Your task:
What follows is a set of entries. Give them again exactly, without the pictures.
◆ ◆ ◆
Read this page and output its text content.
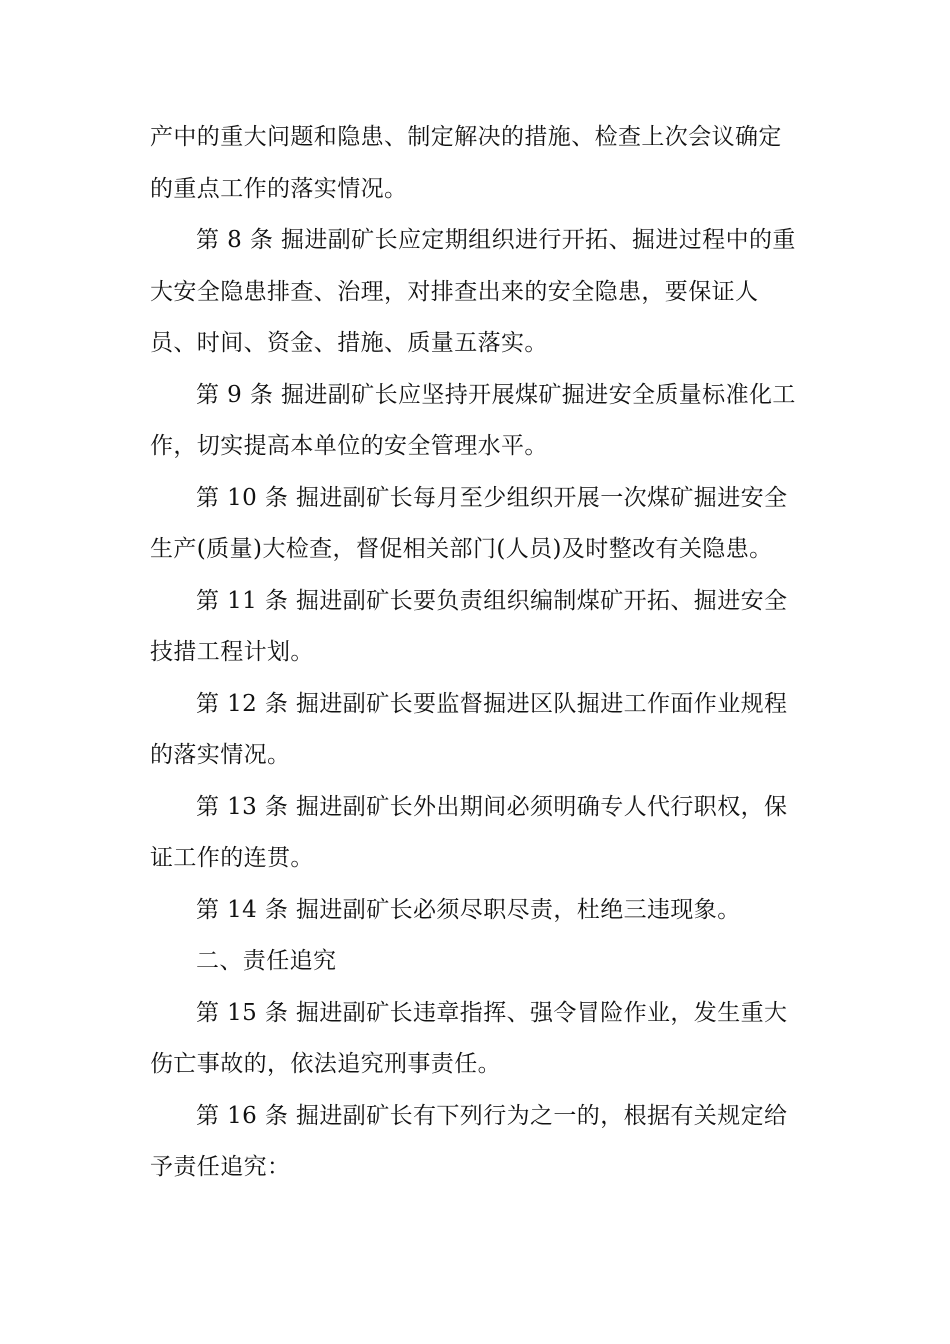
产中的重大问题和隐患、制定解决的措施、检查上次会议确定的重点工作的落实情况。

第 8 条 掘进副矿长应定期组织进行开拓、掘进过程中的重大安全隐患排查、治理，对排查出来的安全隐患，要保证人员、时间、资金、措施、质量五落实。

第 9 条 掘进副矿长应坚持开展煤矿掘进安全质量标准化工作，切实提高本单位的安全管理水平。

第 10 条 掘进副矿长每月至少组织开展一次煤矿掘进安全生产(质量)大检查，督促相关部门(人员)及时整改有关隐患。

第 11 条 掘进副矿长要负责组织编制煤矿开拓、掘进安全技措工程计划。

第 12 条 掘进副矿长要监督掘进区队掘进工作面作业规程的落实情况。

第 13 条 掘进副矿长外出期间必须明确专人代行职权，保证工作的连贯。

第 14 条 掘进副矿长必须尽职尽责，杜绝三违现象。

二、责任追究

第 15 条 掘进副矿长违章指挥、强令冒险作业，发生重大伤亡事故的，依法追究刑事责任。

第 16 条 掘进副矿长有下列行为之一的，根据有关规定给予责任追究：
◆ ◆ ◆
Response to the exercise:
Read this page and output its text content.
产中的重大问题和隐患、制定解决的措施、检查上次会议确定的重点工作的落实情况。

第 8 条 掘进副矿长应定期组织进行开拓、掘进过程中的重大安全隐患排查、治理，对排查出来的安全隐患，要保证人员、时间、资金、措施、质量五落实。

第 9 条 掘进副矿长应坚持开展煤矿掘进安全质量标准化工作，切实提高本单位的安全管理水平。

第 10 条 掘进副矿长每月至少组织开展一次煤矿掘进安全生产(质量)大检查，督促相关部门(人员)及时整改有关隐患。

第 11 条 掘进副矿长要负责组织编制煤矿开拓、掘进安全技措工程计划。

第 12 条 掘进副矿长要监督掘进区队掘进工作面作业规程的落实情况。

第 13 条 掘进副矿长外出期间必须明确专人代行职权，保证工作的连贯。

第 14 条 掘进副矿长必须尽职尽责，杜绝三违现象。

二、责任追究

第 15 条 掘进副矿长违章指挥、强令冒险作业，发生重大伤亡事故的，依法追究刑事责任。

第 16 条 掘进副矿长有下列行为之一的，根据有关规定给予责任追究：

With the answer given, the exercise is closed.